Bunun için yapamayacağı şey yoktur. Fakat her şey planladığı gibi gitmez. Tüm çabasına rağmen sonunda yenildiğini anlar ve suçunu itiraf eder. Oyun düzeyinin vasat olduğu bu filmde Taş abartılı olduğu kadar da kontrolsüz bir oyun sergilemektedir.

1960 yapımı “Gecelerin Ötesi” oyunculuk kariyeri için önemli bir fırsat oldu. Bu film sayesinde Metin Erksan’la yeniden çalışma fırsatı buldu. Ekrem, bu filmde aynı çevreden gelen, farklı endişe ve tutkularını ortak bir eylemde birleştiren altı kahramandan birisidir. Uzun yıllar bir tekstil fabrikasında işçi olarak çalışmış geriye dönüp baktığında fazla bir yol alamadığını görmüştür. Bu ezik yaşantısından doğan bunalımı, isyanı onu diğer beş arkadaşı ile birlikte soygun fikrinde harekete geçirmiştir. Fakat sistemin hazırladığı son bu filmde de değişmemektedir.

**Hedef:**
Oyuncunun filmlerini değerlendiren yazıyı son cümlesinden sonrasıyla sürdürün. Bu alıştırmada malzemeyi kullanmanız gerekmez.

**Veriler:**
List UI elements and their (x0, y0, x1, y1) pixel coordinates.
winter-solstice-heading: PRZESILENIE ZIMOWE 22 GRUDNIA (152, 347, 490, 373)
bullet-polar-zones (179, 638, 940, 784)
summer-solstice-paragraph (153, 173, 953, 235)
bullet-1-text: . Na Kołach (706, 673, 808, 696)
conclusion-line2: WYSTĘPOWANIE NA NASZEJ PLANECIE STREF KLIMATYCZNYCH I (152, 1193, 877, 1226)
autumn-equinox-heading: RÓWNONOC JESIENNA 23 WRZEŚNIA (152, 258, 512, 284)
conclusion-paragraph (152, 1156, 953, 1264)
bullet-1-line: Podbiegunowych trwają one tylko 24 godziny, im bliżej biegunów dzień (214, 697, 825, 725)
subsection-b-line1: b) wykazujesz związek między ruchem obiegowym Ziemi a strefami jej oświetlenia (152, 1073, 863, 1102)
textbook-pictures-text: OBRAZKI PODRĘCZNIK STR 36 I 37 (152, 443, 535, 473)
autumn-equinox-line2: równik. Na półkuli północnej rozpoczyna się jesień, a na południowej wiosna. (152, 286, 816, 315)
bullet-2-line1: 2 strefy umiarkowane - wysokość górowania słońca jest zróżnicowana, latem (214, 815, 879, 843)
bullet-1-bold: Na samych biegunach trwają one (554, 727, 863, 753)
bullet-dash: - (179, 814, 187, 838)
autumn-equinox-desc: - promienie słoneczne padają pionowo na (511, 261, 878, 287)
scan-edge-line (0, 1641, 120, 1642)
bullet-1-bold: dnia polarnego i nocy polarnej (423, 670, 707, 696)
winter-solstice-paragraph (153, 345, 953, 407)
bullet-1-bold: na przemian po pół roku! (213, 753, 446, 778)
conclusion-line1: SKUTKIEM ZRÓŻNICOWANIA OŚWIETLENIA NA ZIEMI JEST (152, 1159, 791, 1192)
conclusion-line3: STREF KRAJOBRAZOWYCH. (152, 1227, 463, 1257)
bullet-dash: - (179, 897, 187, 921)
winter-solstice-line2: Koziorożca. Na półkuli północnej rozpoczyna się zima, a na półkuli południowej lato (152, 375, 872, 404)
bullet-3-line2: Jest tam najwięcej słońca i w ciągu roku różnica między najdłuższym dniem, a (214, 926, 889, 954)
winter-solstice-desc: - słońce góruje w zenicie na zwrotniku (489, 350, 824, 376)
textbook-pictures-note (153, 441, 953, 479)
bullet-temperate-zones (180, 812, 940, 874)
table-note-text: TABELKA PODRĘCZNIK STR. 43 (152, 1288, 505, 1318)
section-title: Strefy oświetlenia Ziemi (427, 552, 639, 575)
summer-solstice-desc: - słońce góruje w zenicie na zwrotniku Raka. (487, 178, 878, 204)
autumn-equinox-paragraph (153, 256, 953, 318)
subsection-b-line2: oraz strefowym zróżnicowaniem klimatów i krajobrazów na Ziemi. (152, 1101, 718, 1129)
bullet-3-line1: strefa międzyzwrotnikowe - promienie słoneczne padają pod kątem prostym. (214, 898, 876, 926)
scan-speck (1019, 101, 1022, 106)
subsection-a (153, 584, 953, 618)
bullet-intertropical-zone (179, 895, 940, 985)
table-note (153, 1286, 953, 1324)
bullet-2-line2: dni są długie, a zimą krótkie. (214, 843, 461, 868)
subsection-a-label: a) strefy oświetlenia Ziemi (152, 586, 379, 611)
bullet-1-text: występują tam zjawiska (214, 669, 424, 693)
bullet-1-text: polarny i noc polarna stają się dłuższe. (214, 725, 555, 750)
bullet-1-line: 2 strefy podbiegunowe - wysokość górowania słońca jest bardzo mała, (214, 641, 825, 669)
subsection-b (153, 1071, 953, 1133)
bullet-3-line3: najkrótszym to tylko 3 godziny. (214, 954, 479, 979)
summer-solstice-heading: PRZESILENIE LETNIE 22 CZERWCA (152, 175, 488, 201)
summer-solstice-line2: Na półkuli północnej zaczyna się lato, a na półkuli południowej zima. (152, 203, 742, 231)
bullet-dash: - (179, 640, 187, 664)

**Alıştırmanın sonucu:**
Erol Taş’ın yer aldığı bir başka önemli yapım ise, Necati Cumalı’nın romanından 1963’de Metin Erksan tarafından filme alınan “Susuz Yaz” oldu. Bu filmde Hülya Koçyiğit ve Ulvi Doğan ile bir üçleme çizen Taş, Osman karakterini canlandırdı.

1964 yılında Orhan Elmas’ın yönettiği “Duvarların Ötesi” filminde oynadı. Filmde müebbet hapse mahkum edilen Babaç (Erol Taş), kendisi gibi müebbet yiyen ya da idamlık altı arkadaşı ile hapisten kaçar. Amaçları özgür olabilmek, koğuşun dışında rahat bir nefes alabilmektir. Ancak kendilerine seçtikleri sığınak da hapishaneden daha farklı değildir onlar için. Aslında nereye kaçarlarsa kaçsınlar her yer bir hapishanedir onlara. Çünkü sistem tarafından suçlanmış toplum tarafından da dışlanmaktadırlar.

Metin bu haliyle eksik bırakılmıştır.